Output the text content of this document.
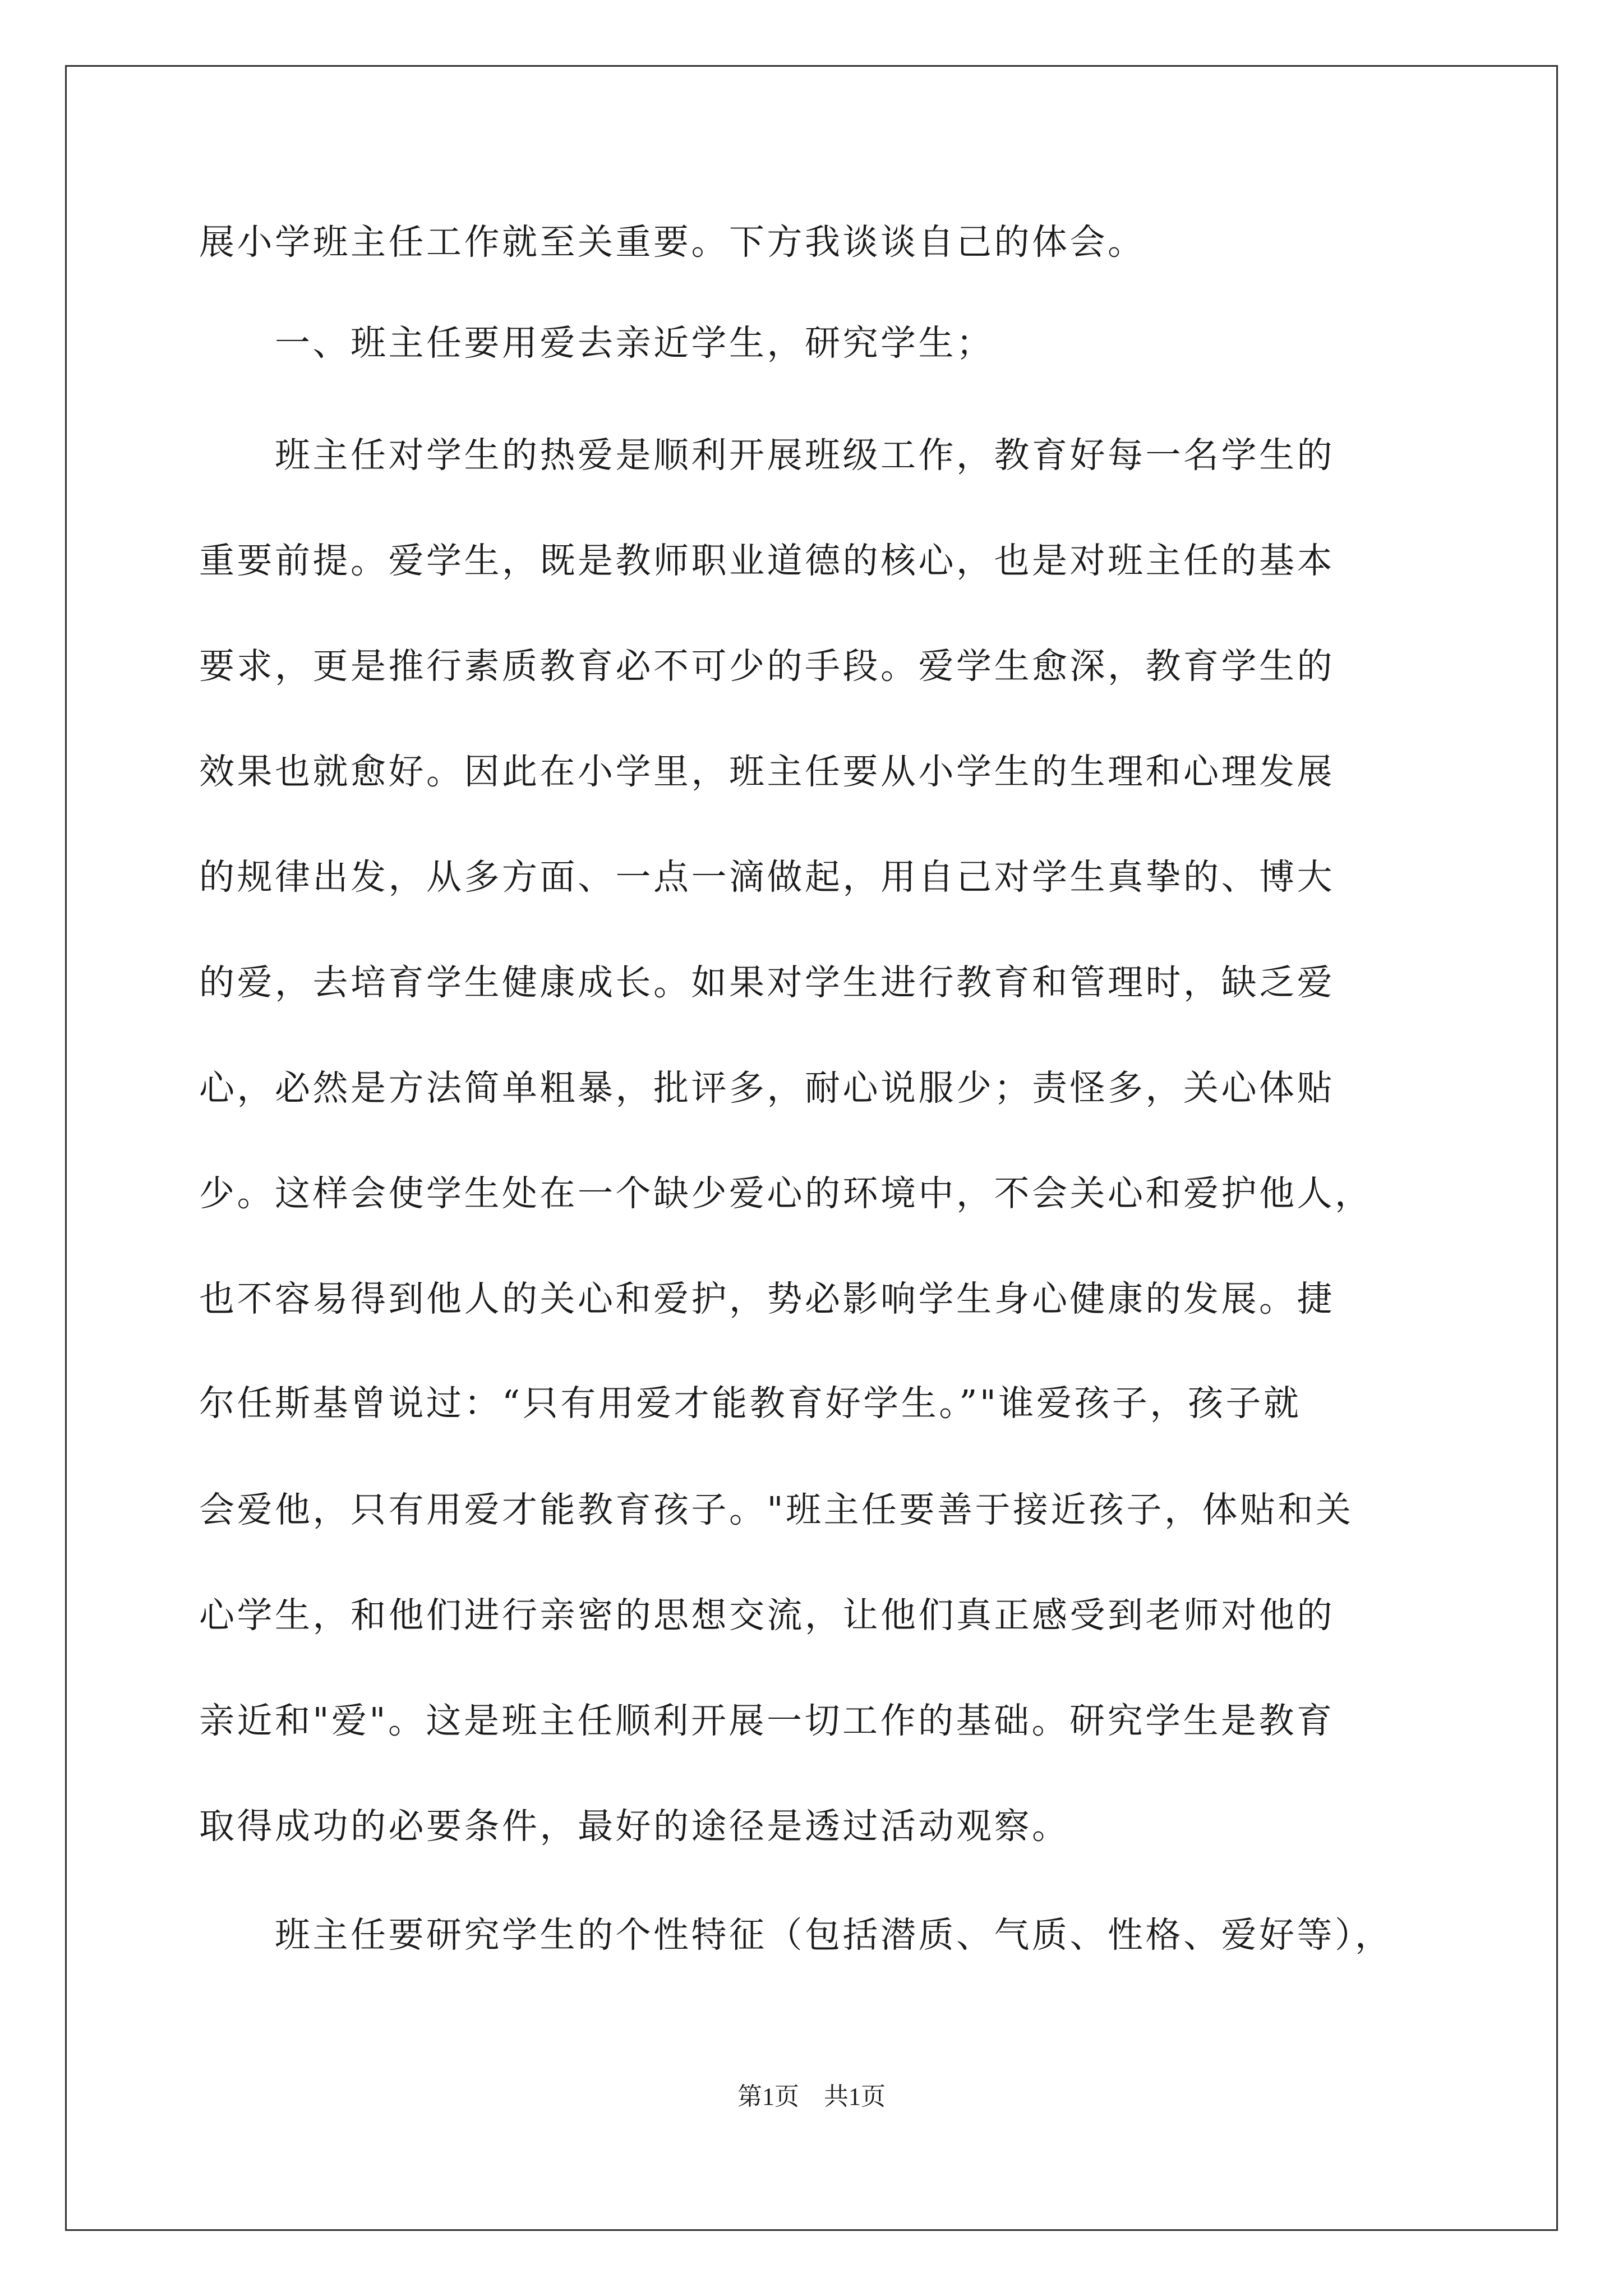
展小学班主任工作就至关重要。下方我谈谈自己的体会。
　　一、班主任要用爱去亲近学生，研究学生；
　　班主任对学生的热爱是顺利开展班级工作，教育好每一名学生的
重要前提。爱学生，既是教师职业道德的核心，也是对班主任的基本
要求，更是推行素质教育必不可少的手段。爱学生愈深，教育学生的
效果也就愈好。因此在小学里，班主任要从小学生的生理和心理发展
的规律出发，从多方面、一点一滴做起，用自己对学生真挚的、博大
的爱，去培育学生健康成长。如果对学生进行教育和管理时，缺乏爱
心，必然是方法简单粗暴，批评多，耐心说服少；责怪多，关心体贴
少。这样会使学生处在一个缺少爱心的环境中，不会关心和爱护他人，
也不容易得到他人的关心和爱护，势必影响学生身心健康的发展。捷
尔任斯基曾说过：“只有用爱才能教育好学生。”"谁爱孩子，孩子就
会爱他，只有用爱才能教育孩子。"班主任要善于接近孩子，体贴和关
心学生，和他们进行亲密的思想交流，让他们真正感受到老师对他的
亲近和"爱"。这是班主任顺利开展一切工作的基础。研究学生是教育
取得成功的必要条件，最好的途径是透过活动观察。
　　班主任要研究学生的个性特征（包括潜质、气质、性格、爱好等），
第1页　共1页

+---+

#### [Work to complete]
Go back to the records above and write them out exactly, without the pictures.

#### [Solution for this exercise]
Output the text content of this document.
展小学班主任工作就至关重要。下方我谈谈自己的体会。
　　一、班主任要用爱去亲近学生，研究学生；
　　班主任对学生的热爱是顺利开展班级工作，教育好每一名学生的
重要前提。爱学生，既是教师职业道德的核心，也是对班主任的基本
要求，更是推行素质教育必不可少的手段。爱学生愈深，教育学生的
效果也就愈好。因此在小学里，班主任要从小学生的生理和心理发展
的规律出发，从多方面、一点一滴做起，用自己对学生真挚的、博大
的爱，去培育学生健康成长。如果对学生进行教育和管理时，缺乏爱
心，必然是方法简单粗暴，批评多，耐心说服少；责怪多，关心体贴
少。这样会使学生处在一个缺少爱心的环境中，不会关心和爱护他人，
也不容易得到他人的关心和爱护，势必影响学生身心健康的发展。捷
尔任斯基曾说过：“只有用爱才能教育好学生。”"谁爱孩子，孩子就
会爱他，只有用爱才能教育孩子。"班主任要善于接近孩子，体贴和关
心学生，和他们进行亲密的思想交流，让他们真正感受到老师对他的
亲近和"爱"。这是班主任顺利开展一切工作的基础。研究学生是教育
取得成功的必要条件，最好的途径是透过活动观察。
　　班主任要研究学生的个性特征（包括潜质、气质、性格、爱好等），
第1页　共1页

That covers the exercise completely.